Every entry below should be repeated exactly; the pictures should not.
☆ ☆ ☆ ☆ ☆ ☆ ☆
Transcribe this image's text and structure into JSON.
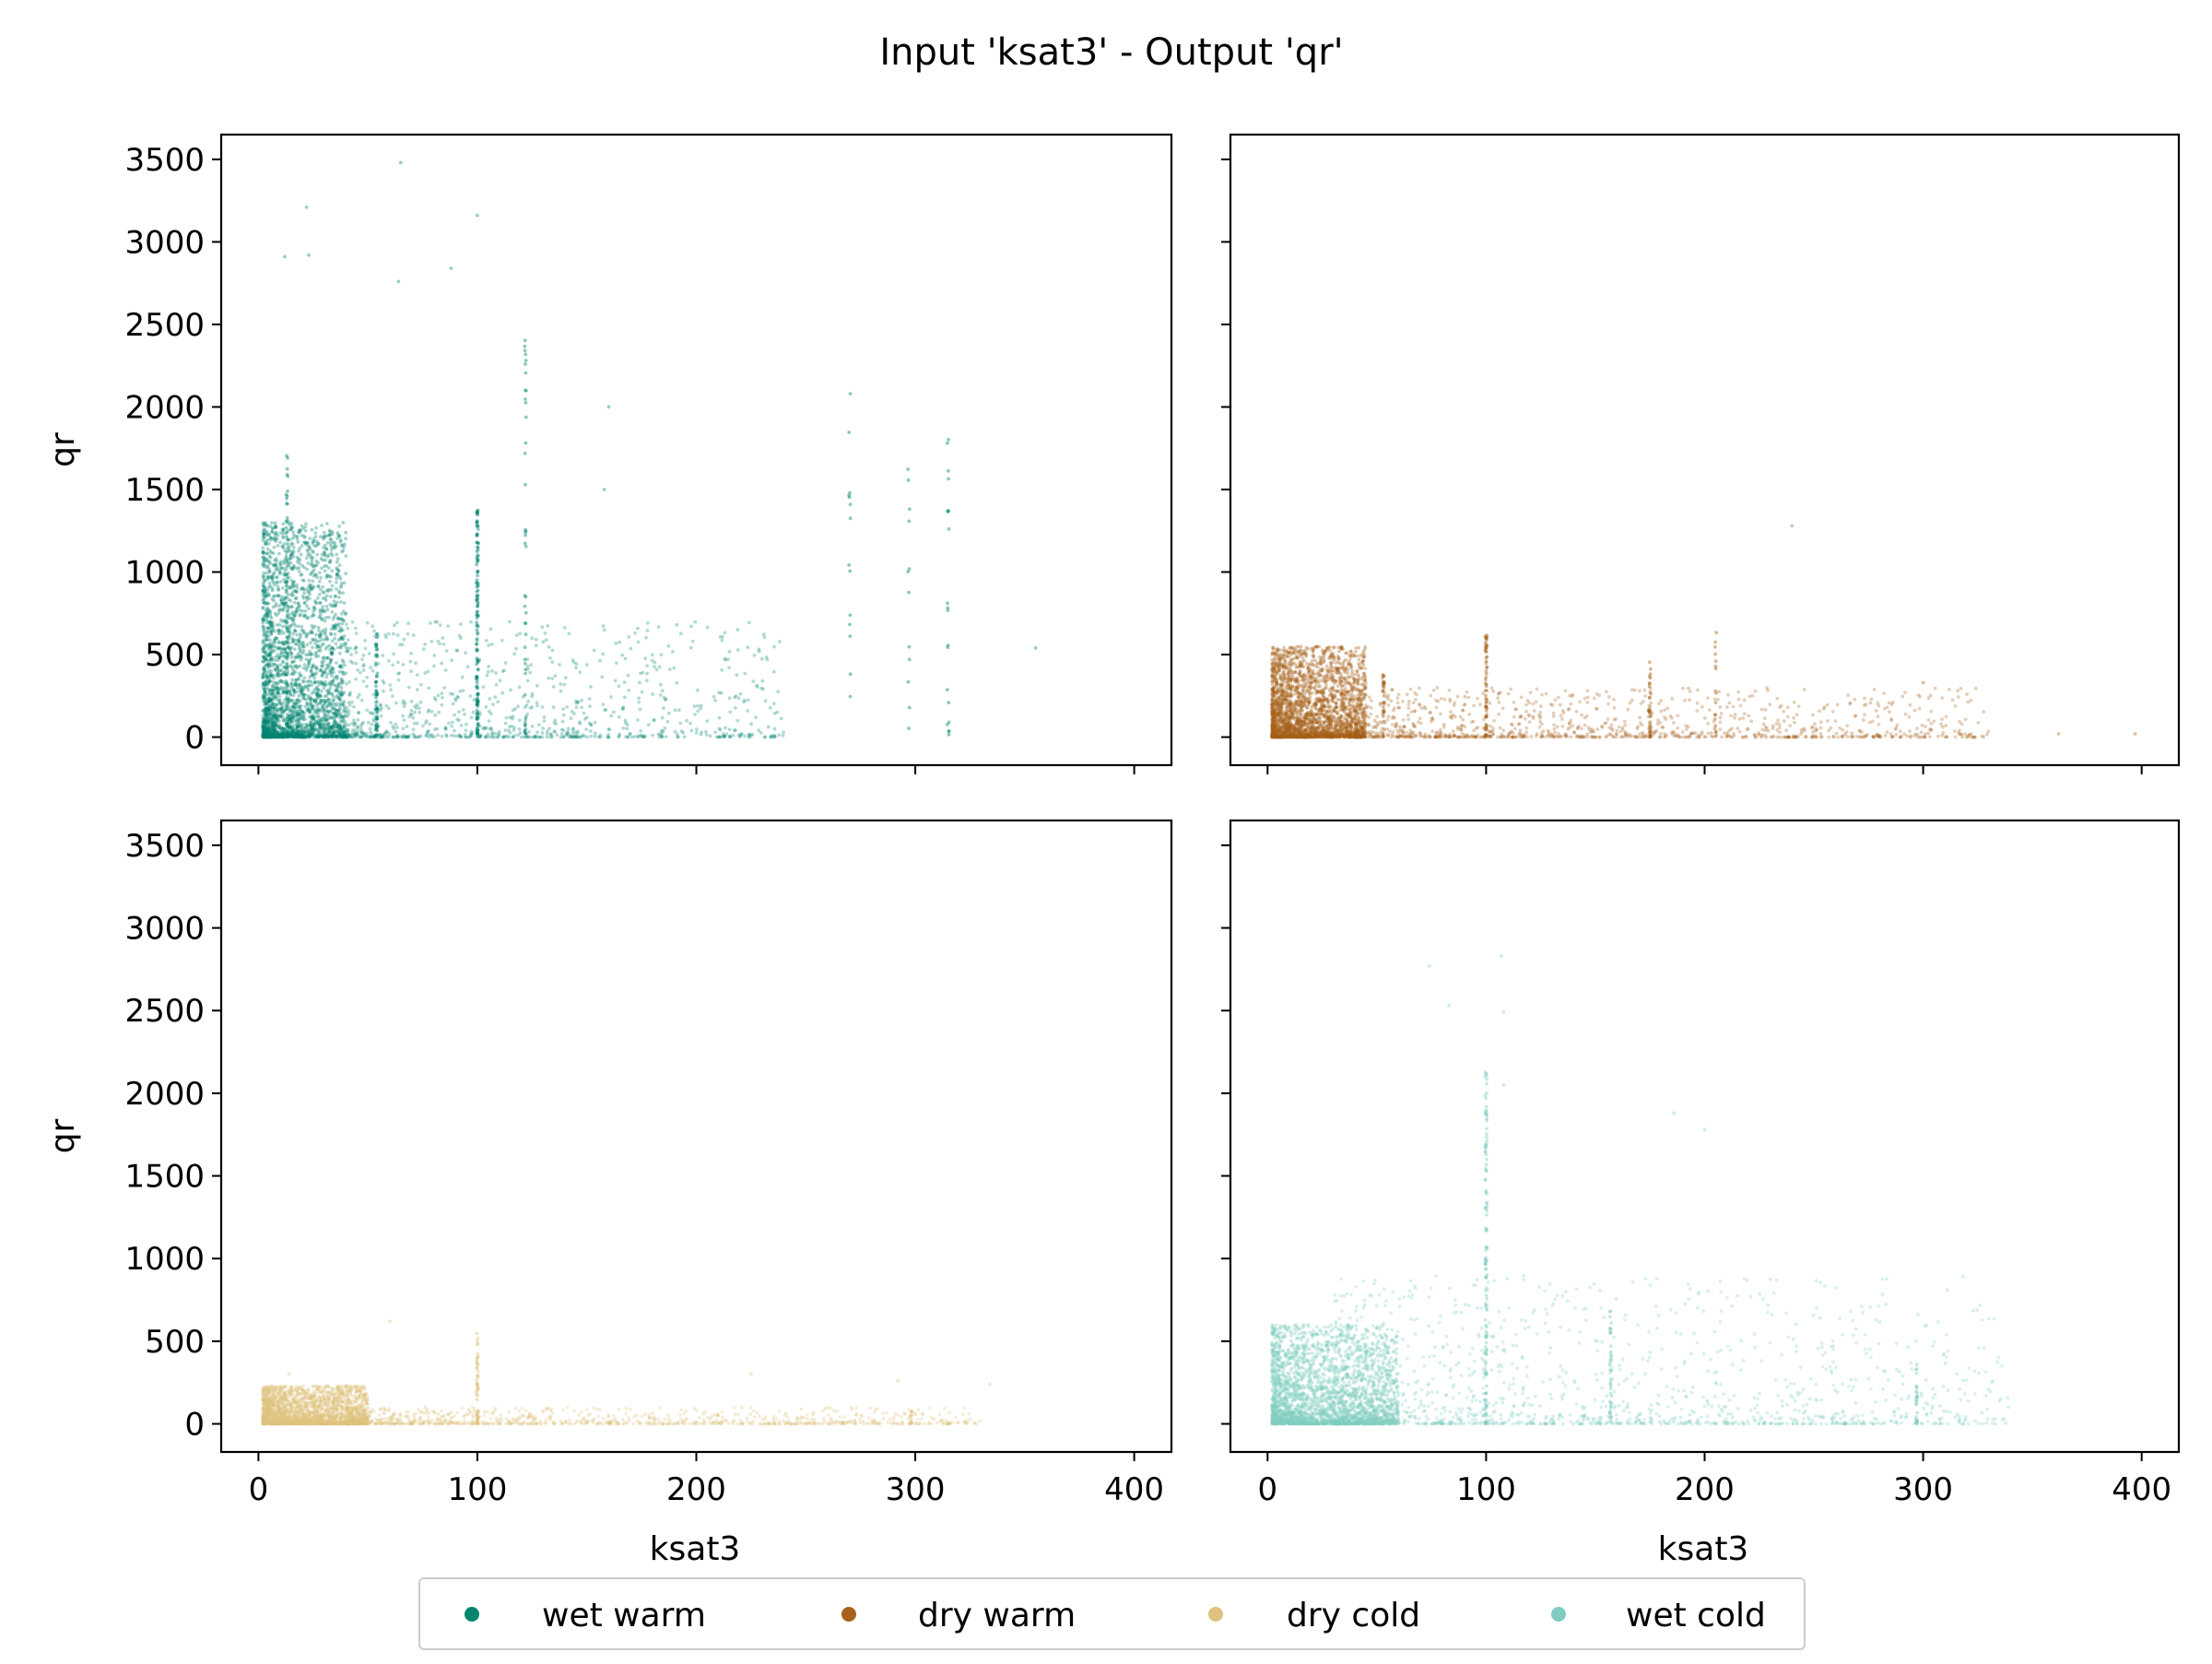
{
  "figure": {
    "title": "Input 'ksat3' - Output 'qr'",
    "xlabel": "ksat3",
    "ylabel": "qr"
  },
  "legend": {
    "placement": "bottom-center",
    "items": [
      {
        "label": "wet warm",
        "color": "#01856f"
      },
      {
        "label": "dry warm",
        "color": "#a6611a"
      },
      {
        "label": "dry cold",
        "color": "#dfc27d"
      },
      {
        "label": "wet cold",
        "color": "#80cdc1"
      }
    ]
  },
  "chart_data": [
    {
      "type": "scatter",
      "series": [
        {
          "name": "wet warm",
          "color": "#01856f"
        }
      ],
      "xlim": [
        -17,
        417
      ],
      "ylim": [
        -170,
        3650
      ],
      "xticks": [
        0,
        100,
        200,
        300,
        400
      ],
      "yticks": [
        0,
        500,
        1000,
        1500,
        2000,
        2500,
        3000,
        3500
      ],
      "xticklabels": [],
      "yticklabels": [
        "0",
        "500",
        "1000",
        "1500",
        "2000",
        "2500",
        "3000",
        "3500"
      ],
      "xlabel": "",
      "ylabel": "qr",
      "grid": false,
      "points_cluster": {
        "count": 2600,
        "x_range": [
          2,
          40
        ],
        "y_range": [
          0,
          1300
        ]
      },
      "points_spread": {
        "count": 900,
        "x_range": [
          40,
          240
        ],
        "y_range": [
          0,
          700
        ]
      },
      "vertical_bands": [
        {
          "x": 100,
          "y_max": 1380,
          "count": 140
        },
        {
          "x": 54,
          "y_max": 650,
          "count": 60
        },
        {
          "x": 122,
          "y_max": 2500,
          "count": 45
        },
        {
          "x": 13,
          "y_max": 1730,
          "count": 70
        },
        {
          "x": 270,
          "y_max": 2180,
          "count": 14
        },
        {
          "x": 315,
          "y_max": 1890,
          "count": 20
        },
        {
          "x": 297,
          "y_max": 2000,
          "count": 12
        }
      ],
      "outliers": [
        [
          65,
          3480
        ],
        [
          22,
          3210
        ],
        [
          100,
          3160
        ],
        [
          12,
          2910
        ],
        [
          23,
          2920
        ],
        [
          88,
          2840
        ],
        [
          64,
          2760
        ],
        [
          355,
          540
        ],
        [
          160,
          2000
        ],
        [
          158,
          1500
        ]
      ]
    },
    {
      "type": "scatter",
      "series": [
        {
          "name": "dry warm",
          "color": "#a6611a"
        }
      ],
      "xlim": [
        -17,
        417
      ],
      "ylim": [
        -170,
        3650
      ],
      "xticks": [
        0,
        100,
        200,
        300,
        400
      ],
      "yticks": [
        0,
        500,
        1000,
        1500,
        2000,
        2500,
        3000,
        3500
      ],
      "xticklabels": [],
      "yticklabels": [],
      "xlabel": "",
      "ylabel": "",
      "grid": false,
      "points_cluster": {
        "count": 2600,
        "x_range": [
          2,
          45
        ],
        "y_range": [
          0,
          550
        ]
      },
      "points_spread": {
        "count": 1100,
        "x_range": [
          40,
          330
        ],
        "y_range": [
          0,
          300
        ]
      },
      "vertical_bands": [
        {
          "x": 100,
          "y_max": 620,
          "count": 60
        },
        {
          "x": 175,
          "y_max": 460,
          "count": 30
        },
        {
          "x": 205,
          "y_max": 680,
          "count": 18
        },
        {
          "x": 53,
          "y_max": 420,
          "count": 30
        }
      ],
      "outliers": [
        [
          240,
          1280
        ],
        [
          362,
          20
        ],
        [
          397,
          20
        ],
        [
          300,
          330
        ],
        [
          5,
          100
        ]
      ]
    },
    {
      "type": "scatter",
      "series": [
        {
          "name": "dry cold",
          "color": "#dfc27d"
        }
      ],
      "xlim": [
        -17,
        417
      ],
      "ylim": [
        -170,
        3650
      ],
      "xticks": [
        0,
        100,
        200,
        300,
        400
      ],
      "yticks": [
        0,
        500,
        1000,
        1500,
        2000,
        2500,
        3000,
        3500
      ],
      "xticklabels": [
        "0",
        "100",
        "200",
        "300",
        "400"
      ],
      "yticklabels": [
        "0",
        "500",
        "1000",
        "1500",
        "2000",
        "2500",
        "3000",
        "3500"
      ],
      "xlabel": "ksat3",
      "ylabel": "qr",
      "grid": false,
      "points_cluster": {
        "count": 2200,
        "x_range": [
          2,
          50
        ],
        "y_range": [
          0,
          230
        ]
      },
      "points_spread": {
        "count": 900,
        "x_range": [
          40,
          330
        ],
        "y_range": [
          0,
          100
        ]
      },
      "vertical_bands": [
        {
          "x": 100,
          "y_max": 550,
          "count": 50
        },
        {
          "x": 298,
          "y_max": 80,
          "count": 10
        }
      ],
      "outliers": [
        [
          60,
          620
        ],
        [
          225,
          300
        ],
        [
          292,
          260
        ],
        [
          334,
          240
        ],
        [
          14,
          300
        ]
      ]
    },
    {
      "type": "scatter",
      "series": [
        {
          "name": "wet cold",
          "color": "#80cdc1"
        }
      ],
      "xlim": [
        -17,
        417
      ],
      "ylim": [
        -170,
        3650
      ],
      "xticks": [
        0,
        100,
        200,
        300,
        400
      ],
      "yticks": [
        0,
        500,
        1000,
        1500,
        2000,
        2500,
        3000,
        3500
      ],
      "xticklabels": [
        "0",
        "100",
        "200",
        "300",
        "400"
      ],
      "yticklabels": [],
      "xlabel": "ksat3",
      "ylabel": "",
      "grid": false,
      "points_cluster": {
        "count": 2600,
        "x_range": [
          2,
          60
        ],
        "y_range": [
          0,
          600
        ]
      },
      "points_spread": {
        "count": 1400,
        "x_range": [
          30,
          340
        ],
        "y_range": [
          0,
          900
        ]
      },
      "vertical_bands": [
        {
          "x": 100,
          "y_max": 2140,
          "count": 120
        },
        {
          "x": 157,
          "y_max": 700,
          "count": 40
        },
        {
          "x": 297,
          "y_max": 360,
          "count": 30
        }
      ],
      "outliers": [
        [
          74,
          2770
        ],
        [
          107,
          2830
        ],
        [
          108,
          2490
        ],
        [
          83,
          2530
        ],
        [
          186,
          1880
        ],
        [
          200,
          1780
        ],
        [
          108,
          2050
        ],
        [
          335,
          140
        ]
      ]
    }
  ]
}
☆ ☆ ☆ ☆ ☆ ☆ ☆
*Finished answer*:
Transcribe this image's text and structure into JSON.
{
  "figure": {
    "title": "Input 'ksat3' - Output 'qr'",
    "xlabel": "ksat3",
    "ylabel": "qr"
  },
  "legend": {
    "placement": "bottom-center",
    "items": [
      {
        "label": "wet warm",
        "color": "#01856f"
      },
      {
        "label": "dry warm",
        "color": "#a6611a"
      },
      {
        "label": "dry cold",
        "color": "#dfc27d"
      },
      {
        "label": "wet cold",
        "color": "#80cdc1"
      }
    ]
  },
  "chart_data": [
    {
      "type": "scatter",
      "series": [
        {
          "name": "wet warm",
          "color": "#01856f"
        }
      ],
      "xlim": [
        -17,
        417
      ],
      "ylim": [
        -170,
        3650
      ],
      "xticks": [
        0,
        100,
        200,
        300,
        400
      ],
      "yticks": [
        0,
        500,
        1000,
        1500,
        2000,
        2500,
        3000,
        3500
      ],
      "xticklabels": [],
      "yticklabels": [
        "0",
        "500",
        "1000",
        "1500",
        "2000",
        "2500",
        "3000",
        "3500"
      ],
      "xlabel": "",
      "ylabel": "qr",
      "grid": false,
      "points_cluster": {
        "count": 2600,
        "x_range": [
          2,
          40
        ],
        "y_range": [
          0,
          1300
        ]
      },
      "points_spread": {
        "count": 900,
        "x_range": [
          40,
          240
        ],
        "y_range": [
          0,
          700
        ]
      },
      "vertical_bands": [
        {
          "x": 100,
          "y_max": 1380,
          "count": 140
        },
        {
          "x": 54,
          "y_max": 650,
          "count": 60
        },
        {
          "x": 122,
          "y_max": 2500,
          "count": 45
        },
        {
          "x": 13,
          "y_max": 1730,
          "count": 70
        },
        {
          "x": 270,
          "y_max": 2180,
          "count": 14
        },
        {
          "x": 315,
          "y_max": 1890,
          "count": 20
        },
        {
          "x": 297,
          "y_max": 2000,
          "count": 12
        }
      ],
      "outliers": [
        [
          65,
          3480
        ],
        [
          22,
          3210
        ],
        [
          100,
          3160
        ],
        [
          12,
          2910
        ],
        [
          23,
          2920
        ],
        [
          88,
          2840
        ],
        [
          64,
          2760
        ],
        [
          355,
          540
        ],
        [
          160,
          2000
        ],
        [
          158,
          1500
        ]
      ]
    },
    {
      "type": "scatter",
      "series": [
        {
          "name": "dry warm",
          "color": "#a6611a"
        }
      ],
      "xlim": [
        -17,
        417
      ],
      "ylim": [
        -170,
        3650
      ],
      "xticks": [
        0,
        100,
        200,
        300,
        400
      ],
      "yticks": [
        0,
        500,
        1000,
        1500,
        2000,
        2500,
        3000,
        3500
      ],
      "xticklabels": [],
      "yticklabels": [],
      "xlabel": "",
      "ylabel": "",
      "grid": false,
      "points_cluster": {
        "count": 2600,
        "x_range": [
          2,
          45
        ],
        "y_range": [
          0,
          550
        ]
      },
      "points_spread": {
        "count": 1100,
        "x_range": [
          40,
          330
        ],
        "y_range": [
          0,
          300
        ]
      },
      "vertical_bands": [
        {
          "x": 100,
          "y_max": 620,
          "count": 60
        },
        {
          "x": 175,
          "y_max": 460,
          "count": 30
        },
        {
          "x": 205,
          "y_max": 680,
          "count": 18
        },
        {
          "x": 53,
          "y_max": 420,
          "count": 30
        }
      ],
      "outliers": [
        [
          240,
          1280
        ],
        [
          362,
          20
        ],
        [
          397,
          20
        ],
        [
          300,
          330
        ],
        [
          5,
          100
        ]
      ]
    },
    {
      "type": "scatter",
      "series": [
        {
          "name": "dry cold",
          "color": "#dfc27d"
        }
      ],
      "xlim": [
        -17,
        417
      ],
      "ylim": [
        -170,
        3650
      ],
      "xticks": [
        0,
        100,
        200,
        300,
        400
      ],
      "yticks": [
        0,
        500,
        1000,
        1500,
        2000,
        2500,
        3000,
        3500
      ],
      "xticklabels": [
        "0",
        "100",
        "200",
        "300",
        "400"
      ],
      "yticklabels": [
        "0",
        "500",
        "1000",
        "1500",
        "2000",
        "2500",
        "3000",
        "3500"
      ],
      "xlabel": "ksat3",
      "ylabel": "qr",
      "grid": false,
      "points_cluster": {
        "count": 2200,
        "x_range": [
          2,
          50
        ],
        "y_range": [
          0,
          230
        ]
      },
      "points_spread": {
        "count": 900,
        "x_range": [
          40,
          330
        ],
        "y_range": [
          0,
          100
        ]
      },
      "vertical_bands": [
        {
          "x": 100,
          "y_max": 550,
          "count": 50
        },
        {
          "x": 298,
          "y_max": 80,
          "count": 10
        }
      ],
      "outliers": [
        [
          60,
          620
        ],
        [
          225,
          300
        ],
        [
          292,
          260
        ],
        [
          334,
          240
        ],
        [
          14,
          300
        ]
      ]
    },
    {
      "type": "scatter",
      "series": [
        {
          "name": "wet cold",
          "color": "#80cdc1"
        }
      ],
      "xlim": [
        -17,
        417
      ],
      "ylim": [
        -170,
        3650
      ],
      "xticks": [
        0,
        100,
        200,
        300,
        400
      ],
      "yticks": [
        0,
        500,
        1000,
        1500,
        2000,
        2500,
        3000,
        3500
      ],
      "xticklabels": [
        "0",
        "100",
        "200",
        "300",
        "400"
      ],
      "yticklabels": [],
      "xlabel": "ksat3",
      "ylabel": "",
      "grid": false,
      "points_cluster": {
        "count": 2600,
        "x_range": [
          2,
          60
        ],
        "y_range": [
          0,
          600
        ]
      },
      "points_spread": {
        "count": 1400,
        "x_range": [
          30,
          340
        ],
        "y_range": [
          0,
          900
        ]
      },
      "vertical_bands": [
        {
          "x": 100,
          "y_max": 2140,
          "count": 120
        },
        {
          "x": 157,
          "y_max": 700,
          "count": 40
        },
        {
          "x": 297,
          "y_max": 360,
          "count": 30
        }
      ],
      "outliers": [
        [
          74,
          2770
        ],
        [
          107,
          2830
        ],
        [
          108,
          2490
        ],
        [
          83,
          2530
        ],
        [
          186,
          1880
        ],
        [
          200,
          1780
        ],
        [
          108,
          2050
        ],
        [
          335,
          140
        ]
      ]
    }
  ]
}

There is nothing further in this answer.